● THE EXERCISE
Search the material for "Virginia" and show all lines that contain it.
## BEGIN RECORDS SUPPLIED
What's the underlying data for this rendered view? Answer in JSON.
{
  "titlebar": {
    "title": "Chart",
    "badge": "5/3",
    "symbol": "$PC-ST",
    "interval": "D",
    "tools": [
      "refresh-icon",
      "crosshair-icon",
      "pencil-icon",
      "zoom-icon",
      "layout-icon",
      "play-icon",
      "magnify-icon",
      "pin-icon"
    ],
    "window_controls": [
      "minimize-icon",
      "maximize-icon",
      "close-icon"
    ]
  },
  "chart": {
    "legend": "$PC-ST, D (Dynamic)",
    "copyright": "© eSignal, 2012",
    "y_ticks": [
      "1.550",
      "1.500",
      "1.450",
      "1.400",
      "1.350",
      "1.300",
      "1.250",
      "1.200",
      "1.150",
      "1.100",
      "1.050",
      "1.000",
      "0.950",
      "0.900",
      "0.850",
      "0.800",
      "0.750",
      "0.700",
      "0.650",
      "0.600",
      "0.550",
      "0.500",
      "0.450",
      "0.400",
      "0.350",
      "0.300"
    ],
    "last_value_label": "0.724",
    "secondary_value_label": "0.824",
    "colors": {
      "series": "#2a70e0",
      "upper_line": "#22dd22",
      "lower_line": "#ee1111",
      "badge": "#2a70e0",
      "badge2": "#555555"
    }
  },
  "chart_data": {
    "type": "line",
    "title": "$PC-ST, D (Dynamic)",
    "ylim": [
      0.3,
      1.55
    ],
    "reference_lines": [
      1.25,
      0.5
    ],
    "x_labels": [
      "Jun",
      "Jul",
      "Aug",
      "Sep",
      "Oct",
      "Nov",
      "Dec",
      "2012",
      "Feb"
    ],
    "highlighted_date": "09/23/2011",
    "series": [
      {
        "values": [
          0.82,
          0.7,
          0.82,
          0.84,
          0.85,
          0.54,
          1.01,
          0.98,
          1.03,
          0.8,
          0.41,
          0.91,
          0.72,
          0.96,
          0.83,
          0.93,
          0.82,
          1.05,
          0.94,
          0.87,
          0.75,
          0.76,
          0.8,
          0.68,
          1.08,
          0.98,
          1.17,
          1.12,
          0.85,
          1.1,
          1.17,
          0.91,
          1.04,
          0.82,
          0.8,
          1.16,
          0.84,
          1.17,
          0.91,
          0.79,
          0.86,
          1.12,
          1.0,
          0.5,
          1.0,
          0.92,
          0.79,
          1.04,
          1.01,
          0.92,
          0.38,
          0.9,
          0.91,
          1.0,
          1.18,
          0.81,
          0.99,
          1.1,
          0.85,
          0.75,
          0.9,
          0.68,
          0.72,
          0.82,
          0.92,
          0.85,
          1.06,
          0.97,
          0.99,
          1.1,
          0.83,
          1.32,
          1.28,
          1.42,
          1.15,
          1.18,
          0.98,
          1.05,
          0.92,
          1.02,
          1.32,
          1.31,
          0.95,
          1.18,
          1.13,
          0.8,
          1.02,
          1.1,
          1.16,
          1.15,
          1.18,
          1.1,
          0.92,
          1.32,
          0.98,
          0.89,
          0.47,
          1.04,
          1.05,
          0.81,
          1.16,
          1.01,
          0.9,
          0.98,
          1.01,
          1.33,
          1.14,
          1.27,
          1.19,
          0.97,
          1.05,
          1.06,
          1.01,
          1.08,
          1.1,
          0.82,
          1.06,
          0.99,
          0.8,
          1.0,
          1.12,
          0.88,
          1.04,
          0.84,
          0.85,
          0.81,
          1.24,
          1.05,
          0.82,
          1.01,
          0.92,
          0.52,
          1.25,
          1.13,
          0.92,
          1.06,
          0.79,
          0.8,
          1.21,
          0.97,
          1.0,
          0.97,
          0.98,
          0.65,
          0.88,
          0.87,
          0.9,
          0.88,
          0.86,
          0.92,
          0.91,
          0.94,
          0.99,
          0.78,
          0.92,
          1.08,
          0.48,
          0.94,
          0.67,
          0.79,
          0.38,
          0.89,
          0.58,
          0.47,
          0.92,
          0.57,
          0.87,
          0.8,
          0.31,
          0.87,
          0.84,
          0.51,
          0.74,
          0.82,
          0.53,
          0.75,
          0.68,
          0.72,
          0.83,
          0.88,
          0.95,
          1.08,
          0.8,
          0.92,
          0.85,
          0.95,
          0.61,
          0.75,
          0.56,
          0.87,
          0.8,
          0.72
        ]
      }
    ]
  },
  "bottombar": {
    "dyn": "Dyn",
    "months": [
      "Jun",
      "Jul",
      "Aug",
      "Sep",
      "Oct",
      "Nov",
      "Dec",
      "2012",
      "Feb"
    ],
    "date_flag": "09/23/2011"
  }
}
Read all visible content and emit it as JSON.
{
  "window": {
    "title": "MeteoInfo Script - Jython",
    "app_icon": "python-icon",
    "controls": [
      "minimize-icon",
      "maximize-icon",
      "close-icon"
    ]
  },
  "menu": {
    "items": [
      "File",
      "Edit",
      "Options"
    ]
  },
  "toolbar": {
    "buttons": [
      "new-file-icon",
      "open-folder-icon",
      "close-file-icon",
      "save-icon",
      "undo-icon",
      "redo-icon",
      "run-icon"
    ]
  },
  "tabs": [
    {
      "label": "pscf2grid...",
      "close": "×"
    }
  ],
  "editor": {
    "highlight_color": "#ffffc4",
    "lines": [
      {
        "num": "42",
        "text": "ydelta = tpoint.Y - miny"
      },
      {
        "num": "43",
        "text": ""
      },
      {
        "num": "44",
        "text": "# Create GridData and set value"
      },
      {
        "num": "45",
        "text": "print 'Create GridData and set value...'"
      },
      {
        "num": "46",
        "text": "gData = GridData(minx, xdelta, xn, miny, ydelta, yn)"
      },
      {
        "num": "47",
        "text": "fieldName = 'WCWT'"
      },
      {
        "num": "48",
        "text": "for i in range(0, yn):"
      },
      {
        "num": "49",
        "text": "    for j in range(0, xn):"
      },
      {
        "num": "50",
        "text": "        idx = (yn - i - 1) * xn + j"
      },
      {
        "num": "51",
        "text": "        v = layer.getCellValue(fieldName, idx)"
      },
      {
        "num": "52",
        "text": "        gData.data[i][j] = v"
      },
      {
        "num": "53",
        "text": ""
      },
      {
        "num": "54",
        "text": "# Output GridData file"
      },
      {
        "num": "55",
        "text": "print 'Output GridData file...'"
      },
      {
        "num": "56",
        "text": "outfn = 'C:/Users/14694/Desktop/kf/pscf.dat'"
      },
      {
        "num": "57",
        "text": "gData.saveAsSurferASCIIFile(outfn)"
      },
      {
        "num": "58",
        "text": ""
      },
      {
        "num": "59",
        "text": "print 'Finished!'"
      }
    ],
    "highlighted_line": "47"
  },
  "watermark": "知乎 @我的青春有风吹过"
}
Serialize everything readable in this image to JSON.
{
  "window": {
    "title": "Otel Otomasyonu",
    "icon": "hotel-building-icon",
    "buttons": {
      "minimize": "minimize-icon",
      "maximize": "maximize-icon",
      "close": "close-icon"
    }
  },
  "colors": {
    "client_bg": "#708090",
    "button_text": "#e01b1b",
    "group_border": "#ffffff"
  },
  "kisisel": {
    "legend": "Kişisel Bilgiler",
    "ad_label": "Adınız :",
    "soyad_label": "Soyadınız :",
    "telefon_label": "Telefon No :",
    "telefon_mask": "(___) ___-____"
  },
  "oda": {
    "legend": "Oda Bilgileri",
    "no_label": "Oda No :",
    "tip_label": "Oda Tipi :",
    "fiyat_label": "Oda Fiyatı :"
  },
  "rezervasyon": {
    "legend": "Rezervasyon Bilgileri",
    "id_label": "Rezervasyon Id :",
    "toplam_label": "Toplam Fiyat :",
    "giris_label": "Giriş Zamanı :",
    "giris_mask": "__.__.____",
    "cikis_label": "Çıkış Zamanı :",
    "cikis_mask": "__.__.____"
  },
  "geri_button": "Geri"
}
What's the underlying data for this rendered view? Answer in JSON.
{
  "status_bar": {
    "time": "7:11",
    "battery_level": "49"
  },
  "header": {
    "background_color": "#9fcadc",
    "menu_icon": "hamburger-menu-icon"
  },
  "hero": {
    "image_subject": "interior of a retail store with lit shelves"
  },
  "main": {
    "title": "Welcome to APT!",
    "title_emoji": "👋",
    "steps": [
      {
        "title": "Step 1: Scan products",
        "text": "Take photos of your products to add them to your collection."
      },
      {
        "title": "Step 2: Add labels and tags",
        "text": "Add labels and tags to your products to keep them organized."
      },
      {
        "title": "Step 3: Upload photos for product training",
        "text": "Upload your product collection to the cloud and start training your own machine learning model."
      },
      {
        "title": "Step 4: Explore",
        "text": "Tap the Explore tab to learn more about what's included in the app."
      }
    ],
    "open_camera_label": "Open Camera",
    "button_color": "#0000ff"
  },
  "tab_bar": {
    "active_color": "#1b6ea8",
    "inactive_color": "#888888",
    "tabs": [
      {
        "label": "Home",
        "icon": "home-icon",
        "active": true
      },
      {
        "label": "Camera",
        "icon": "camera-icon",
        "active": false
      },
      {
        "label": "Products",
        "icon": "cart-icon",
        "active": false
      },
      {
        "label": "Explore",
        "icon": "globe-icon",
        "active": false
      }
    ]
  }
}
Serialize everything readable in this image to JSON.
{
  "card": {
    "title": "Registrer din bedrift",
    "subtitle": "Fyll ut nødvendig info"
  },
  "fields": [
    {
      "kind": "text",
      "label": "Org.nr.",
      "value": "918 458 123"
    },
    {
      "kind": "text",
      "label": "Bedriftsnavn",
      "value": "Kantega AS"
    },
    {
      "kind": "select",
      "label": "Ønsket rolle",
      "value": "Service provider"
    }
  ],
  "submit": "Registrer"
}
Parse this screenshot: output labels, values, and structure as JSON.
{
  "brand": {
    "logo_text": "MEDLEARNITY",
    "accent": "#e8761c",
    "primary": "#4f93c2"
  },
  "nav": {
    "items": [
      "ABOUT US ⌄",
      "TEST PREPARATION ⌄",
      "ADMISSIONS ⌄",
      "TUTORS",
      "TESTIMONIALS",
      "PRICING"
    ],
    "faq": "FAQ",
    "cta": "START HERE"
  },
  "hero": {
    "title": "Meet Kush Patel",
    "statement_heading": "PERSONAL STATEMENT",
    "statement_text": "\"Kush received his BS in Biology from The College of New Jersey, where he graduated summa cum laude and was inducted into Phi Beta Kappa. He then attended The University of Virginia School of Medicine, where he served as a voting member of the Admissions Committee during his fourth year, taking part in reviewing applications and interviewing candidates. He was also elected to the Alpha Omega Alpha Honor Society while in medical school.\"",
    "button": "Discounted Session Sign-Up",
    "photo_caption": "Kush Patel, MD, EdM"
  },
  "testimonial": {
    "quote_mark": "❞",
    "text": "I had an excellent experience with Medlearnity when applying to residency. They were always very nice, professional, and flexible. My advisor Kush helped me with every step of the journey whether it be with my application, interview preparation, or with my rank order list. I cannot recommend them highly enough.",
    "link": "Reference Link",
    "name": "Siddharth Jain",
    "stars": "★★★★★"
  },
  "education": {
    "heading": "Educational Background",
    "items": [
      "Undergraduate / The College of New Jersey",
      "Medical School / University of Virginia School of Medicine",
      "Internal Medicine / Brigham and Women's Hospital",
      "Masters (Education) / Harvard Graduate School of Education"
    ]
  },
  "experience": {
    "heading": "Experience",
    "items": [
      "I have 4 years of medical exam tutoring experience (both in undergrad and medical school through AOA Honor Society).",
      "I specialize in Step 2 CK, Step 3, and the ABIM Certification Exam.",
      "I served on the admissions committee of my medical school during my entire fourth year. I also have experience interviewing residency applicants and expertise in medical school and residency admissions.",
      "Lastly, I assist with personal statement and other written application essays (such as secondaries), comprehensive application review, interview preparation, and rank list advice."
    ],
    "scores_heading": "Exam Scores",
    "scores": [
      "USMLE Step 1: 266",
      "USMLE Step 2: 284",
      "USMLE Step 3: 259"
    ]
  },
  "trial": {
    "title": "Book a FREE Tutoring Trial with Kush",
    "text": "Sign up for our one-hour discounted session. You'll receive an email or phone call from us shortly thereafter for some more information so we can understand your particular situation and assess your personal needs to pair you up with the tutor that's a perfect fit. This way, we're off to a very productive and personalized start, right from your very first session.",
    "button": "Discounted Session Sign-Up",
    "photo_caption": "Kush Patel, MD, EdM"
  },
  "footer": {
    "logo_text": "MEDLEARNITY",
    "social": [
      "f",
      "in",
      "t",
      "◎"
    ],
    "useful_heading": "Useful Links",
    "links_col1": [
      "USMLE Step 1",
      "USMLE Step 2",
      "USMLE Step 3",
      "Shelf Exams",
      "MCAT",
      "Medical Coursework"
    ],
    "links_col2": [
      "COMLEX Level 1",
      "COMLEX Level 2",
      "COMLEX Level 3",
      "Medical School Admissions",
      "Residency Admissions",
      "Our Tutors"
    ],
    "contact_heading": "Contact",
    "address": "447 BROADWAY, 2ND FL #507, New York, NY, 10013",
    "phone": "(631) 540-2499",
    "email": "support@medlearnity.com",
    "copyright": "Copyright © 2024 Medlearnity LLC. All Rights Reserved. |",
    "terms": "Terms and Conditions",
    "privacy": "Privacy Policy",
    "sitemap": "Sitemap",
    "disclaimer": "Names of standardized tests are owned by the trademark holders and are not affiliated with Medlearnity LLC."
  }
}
## END RECORDS SUPPLIED
● COMPLETE RESPONSE
    "statement_text": "\"Kush received his BS in Biology from The College of New Jersey, where he graduated summa cum laude and was inducted into Phi Beta Kappa. He then attended The University of Virginia School of Medicine, where he served as a voting member of the Admissions Committee during his fourth year, taking part in reviewing applications and interviewing candidates. He was also elected to the Alpha Omega Alpha Honor Society while in medical school.\"",
      "Medical School / University of Virginia School of Medicine",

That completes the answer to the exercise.